**WHAT YOU NEED TO DO**.
Please quote the material from its first line down to the line containing "status-user: Edward Flint", both of those lines included.

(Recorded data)
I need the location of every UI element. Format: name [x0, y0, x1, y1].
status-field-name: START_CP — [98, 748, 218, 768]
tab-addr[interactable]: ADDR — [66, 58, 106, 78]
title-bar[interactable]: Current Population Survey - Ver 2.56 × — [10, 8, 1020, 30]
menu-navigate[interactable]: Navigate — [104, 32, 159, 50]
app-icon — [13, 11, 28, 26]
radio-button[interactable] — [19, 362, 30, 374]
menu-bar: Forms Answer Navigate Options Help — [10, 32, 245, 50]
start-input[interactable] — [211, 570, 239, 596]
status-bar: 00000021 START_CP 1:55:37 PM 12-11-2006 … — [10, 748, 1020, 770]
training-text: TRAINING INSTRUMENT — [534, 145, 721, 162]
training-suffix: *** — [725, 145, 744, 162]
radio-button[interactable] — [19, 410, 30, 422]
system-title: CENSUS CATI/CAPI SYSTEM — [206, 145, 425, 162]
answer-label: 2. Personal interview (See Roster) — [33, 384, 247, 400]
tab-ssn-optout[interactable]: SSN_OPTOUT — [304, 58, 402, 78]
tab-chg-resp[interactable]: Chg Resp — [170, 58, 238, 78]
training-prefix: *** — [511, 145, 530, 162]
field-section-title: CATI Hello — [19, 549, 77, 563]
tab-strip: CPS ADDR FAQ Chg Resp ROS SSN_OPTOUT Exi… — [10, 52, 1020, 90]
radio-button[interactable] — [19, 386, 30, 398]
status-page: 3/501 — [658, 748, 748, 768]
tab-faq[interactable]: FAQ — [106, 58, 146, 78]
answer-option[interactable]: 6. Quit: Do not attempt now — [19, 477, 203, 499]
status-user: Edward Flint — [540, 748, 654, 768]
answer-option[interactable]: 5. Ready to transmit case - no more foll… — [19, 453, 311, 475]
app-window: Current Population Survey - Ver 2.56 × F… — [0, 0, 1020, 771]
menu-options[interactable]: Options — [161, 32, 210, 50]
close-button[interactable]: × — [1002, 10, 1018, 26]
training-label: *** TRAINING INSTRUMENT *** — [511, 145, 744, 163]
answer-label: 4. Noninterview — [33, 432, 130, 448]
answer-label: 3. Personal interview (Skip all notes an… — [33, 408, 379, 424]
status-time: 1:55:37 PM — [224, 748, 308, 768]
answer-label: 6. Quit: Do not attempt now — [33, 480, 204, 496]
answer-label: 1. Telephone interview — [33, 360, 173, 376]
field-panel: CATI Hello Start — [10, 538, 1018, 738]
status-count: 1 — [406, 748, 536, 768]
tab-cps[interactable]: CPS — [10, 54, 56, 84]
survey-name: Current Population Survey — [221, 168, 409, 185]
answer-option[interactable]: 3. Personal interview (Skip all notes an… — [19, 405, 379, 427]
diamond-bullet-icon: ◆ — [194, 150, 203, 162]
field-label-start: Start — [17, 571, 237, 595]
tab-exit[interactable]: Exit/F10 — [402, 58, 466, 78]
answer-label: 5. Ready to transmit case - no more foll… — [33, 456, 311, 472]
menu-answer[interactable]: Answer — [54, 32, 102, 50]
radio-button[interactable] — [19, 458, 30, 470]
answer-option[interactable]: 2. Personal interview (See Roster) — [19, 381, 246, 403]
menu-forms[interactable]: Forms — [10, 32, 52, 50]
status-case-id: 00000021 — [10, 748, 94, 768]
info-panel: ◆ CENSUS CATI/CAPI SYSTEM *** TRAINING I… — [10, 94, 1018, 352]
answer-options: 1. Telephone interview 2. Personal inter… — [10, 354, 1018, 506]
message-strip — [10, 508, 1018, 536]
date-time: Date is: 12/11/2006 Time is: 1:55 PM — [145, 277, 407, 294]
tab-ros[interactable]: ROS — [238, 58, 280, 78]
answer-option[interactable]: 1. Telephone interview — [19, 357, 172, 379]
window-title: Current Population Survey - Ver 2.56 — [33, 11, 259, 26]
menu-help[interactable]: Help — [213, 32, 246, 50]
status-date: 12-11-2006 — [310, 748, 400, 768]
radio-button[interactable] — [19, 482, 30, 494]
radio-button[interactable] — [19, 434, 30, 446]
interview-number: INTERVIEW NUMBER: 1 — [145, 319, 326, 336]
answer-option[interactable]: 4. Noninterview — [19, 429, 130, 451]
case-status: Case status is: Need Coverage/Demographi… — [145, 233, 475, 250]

**REPLY TO THE EXERCISE**.
I need the location of every UI element. Format: name [x0, y0, x1, y1].
status-field-name: START_CP — [98, 748, 218, 768]
tab-addr[interactable]: ADDR — [66, 58, 106, 78]
title-bar[interactable]: Current Population Survey - Ver 2.56 × — [10, 8, 1020, 30]
menu-navigate[interactable]: Navigate — [104, 32, 159, 50]
app-icon — [13, 11, 28, 26]
radio-button[interactable] — [19, 362, 30, 374]
menu-bar: Forms Answer Navigate Options Help — [10, 32, 245, 50]
start-input[interactable] — [211, 570, 239, 596]
status-bar: 00000021 START_CP 1:55:37 PM 12-11-2006 … — [10, 748, 1020, 770]
training-text: TRAINING INSTRUMENT — [534, 145, 721, 162]
training-suffix: *** — [725, 145, 744, 162]
radio-button[interactable] — [19, 410, 30, 422]
system-title: CENSUS CATI/CAPI SYSTEM — [206, 145, 425, 162]
answer-label: 2. Personal interview (See Roster) — [33, 384, 247, 400]
tab-ssn-optout[interactable]: SSN_OPTOUT — [304, 58, 402, 78]
tab-chg-resp[interactable]: Chg Resp — [170, 58, 238, 78]
training-prefix: *** — [511, 145, 530, 162]
field-section-title: CATI Hello — [19, 549, 77, 563]
tab-strip: CPS ADDR FAQ Chg Resp ROS SSN_OPTOUT Exi… — [10, 52, 1020, 90]
radio-button[interactable] — [19, 386, 30, 398]
status-page: 3/501 — [658, 748, 748, 768]
tab-faq[interactable]: FAQ — [106, 58, 146, 78]
answer-option[interactable]: 6. Quit: Do not attempt now — [19, 477, 203, 499]
status-user: Edward Flint — [540, 748, 654, 768]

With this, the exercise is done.